*WHAT TO WORK ON:*
Gather the lines that hold the string "Send".

*LISTING:*
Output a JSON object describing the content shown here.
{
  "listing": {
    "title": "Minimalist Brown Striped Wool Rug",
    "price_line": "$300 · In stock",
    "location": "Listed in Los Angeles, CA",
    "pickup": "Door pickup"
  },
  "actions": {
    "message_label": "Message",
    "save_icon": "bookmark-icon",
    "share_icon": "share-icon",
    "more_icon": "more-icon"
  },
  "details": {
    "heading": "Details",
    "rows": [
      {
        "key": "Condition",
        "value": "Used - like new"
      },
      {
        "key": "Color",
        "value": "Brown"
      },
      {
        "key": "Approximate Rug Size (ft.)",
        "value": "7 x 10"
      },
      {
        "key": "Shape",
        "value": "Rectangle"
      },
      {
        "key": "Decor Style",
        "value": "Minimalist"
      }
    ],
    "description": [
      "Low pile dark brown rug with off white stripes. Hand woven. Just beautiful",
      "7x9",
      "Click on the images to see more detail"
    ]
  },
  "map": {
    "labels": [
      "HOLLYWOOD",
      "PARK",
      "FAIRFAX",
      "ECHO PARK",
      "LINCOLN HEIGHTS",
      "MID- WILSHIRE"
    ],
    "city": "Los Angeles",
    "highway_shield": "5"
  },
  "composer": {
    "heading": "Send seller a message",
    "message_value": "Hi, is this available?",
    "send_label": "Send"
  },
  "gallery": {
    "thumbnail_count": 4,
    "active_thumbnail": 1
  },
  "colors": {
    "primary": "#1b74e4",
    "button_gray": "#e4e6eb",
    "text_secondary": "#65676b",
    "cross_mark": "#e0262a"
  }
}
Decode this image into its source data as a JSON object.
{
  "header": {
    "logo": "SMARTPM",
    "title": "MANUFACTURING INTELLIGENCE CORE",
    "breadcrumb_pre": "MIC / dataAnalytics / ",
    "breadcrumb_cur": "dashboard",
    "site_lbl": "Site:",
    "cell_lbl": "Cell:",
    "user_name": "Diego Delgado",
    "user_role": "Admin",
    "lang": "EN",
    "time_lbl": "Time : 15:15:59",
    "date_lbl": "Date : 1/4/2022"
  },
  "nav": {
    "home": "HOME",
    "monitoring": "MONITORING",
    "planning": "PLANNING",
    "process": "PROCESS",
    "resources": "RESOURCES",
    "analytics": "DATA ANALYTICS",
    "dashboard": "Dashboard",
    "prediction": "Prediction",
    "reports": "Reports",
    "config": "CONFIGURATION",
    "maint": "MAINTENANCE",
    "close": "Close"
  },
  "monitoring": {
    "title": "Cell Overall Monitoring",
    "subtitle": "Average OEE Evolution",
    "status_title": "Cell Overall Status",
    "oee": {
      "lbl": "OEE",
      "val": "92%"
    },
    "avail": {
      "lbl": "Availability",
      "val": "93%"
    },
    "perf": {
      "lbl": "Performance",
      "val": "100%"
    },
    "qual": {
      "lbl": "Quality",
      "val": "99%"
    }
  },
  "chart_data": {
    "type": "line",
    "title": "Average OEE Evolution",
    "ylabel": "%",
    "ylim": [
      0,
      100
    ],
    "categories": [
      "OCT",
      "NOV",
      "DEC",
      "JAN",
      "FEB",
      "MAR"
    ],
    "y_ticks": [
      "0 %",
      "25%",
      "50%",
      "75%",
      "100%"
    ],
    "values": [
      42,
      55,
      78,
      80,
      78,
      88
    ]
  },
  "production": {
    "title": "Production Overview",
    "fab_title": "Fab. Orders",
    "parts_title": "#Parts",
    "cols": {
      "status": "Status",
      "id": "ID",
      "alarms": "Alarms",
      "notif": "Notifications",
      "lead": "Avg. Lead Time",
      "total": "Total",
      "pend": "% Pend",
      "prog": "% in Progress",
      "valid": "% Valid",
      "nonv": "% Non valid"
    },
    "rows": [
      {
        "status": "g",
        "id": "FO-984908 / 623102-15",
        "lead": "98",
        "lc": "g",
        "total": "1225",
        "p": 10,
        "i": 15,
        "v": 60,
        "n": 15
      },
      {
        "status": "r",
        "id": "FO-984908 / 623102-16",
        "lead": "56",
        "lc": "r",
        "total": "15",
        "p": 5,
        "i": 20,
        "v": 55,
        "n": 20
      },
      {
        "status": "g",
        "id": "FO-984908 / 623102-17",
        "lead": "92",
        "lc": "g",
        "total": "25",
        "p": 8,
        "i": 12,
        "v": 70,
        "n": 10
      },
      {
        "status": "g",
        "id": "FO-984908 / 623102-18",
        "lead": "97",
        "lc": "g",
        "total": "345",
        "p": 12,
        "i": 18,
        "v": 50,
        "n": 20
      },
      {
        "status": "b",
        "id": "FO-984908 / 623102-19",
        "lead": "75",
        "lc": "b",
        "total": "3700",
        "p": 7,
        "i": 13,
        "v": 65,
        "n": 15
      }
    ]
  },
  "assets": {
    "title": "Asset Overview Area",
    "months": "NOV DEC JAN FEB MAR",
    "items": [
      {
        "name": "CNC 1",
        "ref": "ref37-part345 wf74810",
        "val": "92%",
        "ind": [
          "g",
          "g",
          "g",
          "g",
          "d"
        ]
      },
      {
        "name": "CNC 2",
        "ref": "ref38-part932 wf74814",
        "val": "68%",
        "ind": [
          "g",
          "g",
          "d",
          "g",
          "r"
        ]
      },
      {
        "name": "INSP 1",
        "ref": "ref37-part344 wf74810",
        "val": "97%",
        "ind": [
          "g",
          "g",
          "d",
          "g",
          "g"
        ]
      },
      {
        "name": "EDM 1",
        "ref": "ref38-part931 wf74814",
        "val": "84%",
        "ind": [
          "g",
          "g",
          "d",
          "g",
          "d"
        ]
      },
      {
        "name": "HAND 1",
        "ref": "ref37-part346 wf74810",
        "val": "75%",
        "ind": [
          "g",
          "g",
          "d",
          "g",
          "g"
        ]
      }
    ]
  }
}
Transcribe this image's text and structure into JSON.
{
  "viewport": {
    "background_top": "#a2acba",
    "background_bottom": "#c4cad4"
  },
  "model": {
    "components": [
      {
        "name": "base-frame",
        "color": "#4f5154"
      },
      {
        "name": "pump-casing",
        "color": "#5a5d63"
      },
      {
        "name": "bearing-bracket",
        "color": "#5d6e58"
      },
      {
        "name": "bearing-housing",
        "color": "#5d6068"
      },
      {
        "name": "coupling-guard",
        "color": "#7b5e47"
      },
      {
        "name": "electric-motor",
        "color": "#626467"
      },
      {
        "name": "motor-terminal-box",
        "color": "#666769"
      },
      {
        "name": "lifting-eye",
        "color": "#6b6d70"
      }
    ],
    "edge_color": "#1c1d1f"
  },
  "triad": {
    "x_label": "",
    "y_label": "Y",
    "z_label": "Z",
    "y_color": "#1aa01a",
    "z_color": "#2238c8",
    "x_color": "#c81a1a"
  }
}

*TASK OUTPUT:*
    "heading": "Send seller a message",
    "send_label": "Send"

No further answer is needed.